WHAT THE TASK REQUIRES »
Locate each line holding the string "income" and copy it.

Records that describe figures »
※

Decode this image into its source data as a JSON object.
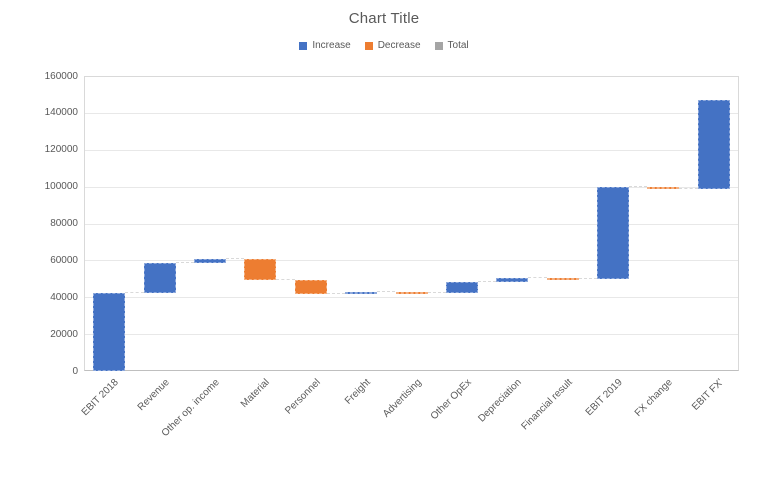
{
  "title": "Chart Title",
  "legend": [
    {
      "label": "Increase",
      "color": "#4472C4"
    },
    {
      "label": "Decrease",
      "color": "#ED7D31"
    },
    {
      "label": "Total",
      "color": "#A5A5A5"
    }
  ],
  "chart_data": {
    "type": "bar",
    "subtype": "waterfall",
    "title": "Chart Title",
    "xlabel": "",
    "ylabel": "",
    "ylim": [
      0,
      160000
    ],
    "y_tick_step": 20000,
    "y_tick_labels": [
      "0",
      "20000",
      "40000",
      "60000",
      "80000",
      "100000",
      "120000",
      "140000",
      "160000"
    ],
    "grid": true,
    "legend_position": "top",
    "categories": [
      "EBIT 2018",
      "Revenue",
      "Other op. income",
      "Material",
      "Personnel",
      "Freight",
      "Advertising",
      "Other OpEx",
      "Depreciation",
      "Financial result",
      "EBIT 2019",
      "FX change",
      "EBIT FX'"
    ],
    "steps": [
      {
        "label": "EBIT 2018",
        "start": 0,
        "end": 42500,
        "type": "increase"
      },
      {
        "label": "Revenue",
        "start": 42500,
        "end": 58800,
        "type": "increase"
      },
      {
        "label": "Other op. income",
        "start": 58800,
        "end": 60900,
        "type": "increase"
      },
      {
        "label": "Material",
        "start": 60900,
        "end": 49500,
        "type": "decrease"
      },
      {
        "label": "Personnel",
        "start": 49500,
        "end": 41800,
        "type": "decrease"
      },
      {
        "label": "Freight",
        "start": 41800,
        "end": 42900,
        "type": "increase"
      },
      {
        "label": "Advertising",
        "start": 42900,
        "end": 42500,
        "type": "decrease"
      },
      {
        "label": "Other OpEx",
        "start": 42500,
        "end": 48300,
        "type": "increase"
      },
      {
        "label": "Depreciation",
        "start": 48300,
        "end": 50300,
        "type": "increase"
      },
      {
        "label": "Financial result",
        "start": 50300,
        "end": 49900,
        "type": "decrease"
      },
      {
        "label": "EBIT 2019",
        "start": 49900,
        "end": 100000,
        "type": "increase"
      },
      {
        "label": "FX change",
        "start": 100000,
        "end": 99000,
        "type": "decrease"
      },
      {
        "label": "EBIT FX'",
        "start": 99000,
        "end": 147000,
        "type": "increase"
      }
    ],
    "colors": {
      "increase": "#4472C4",
      "decrease": "#ED7D31",
      "total": "#A5A5A5"
    }
  }
}
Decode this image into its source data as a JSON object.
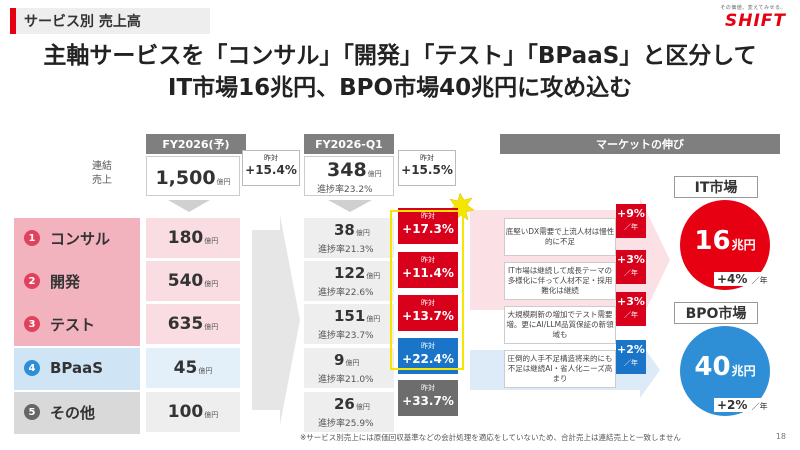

※

RESULT »
      "Other op. income",
        "label": "Other op. income",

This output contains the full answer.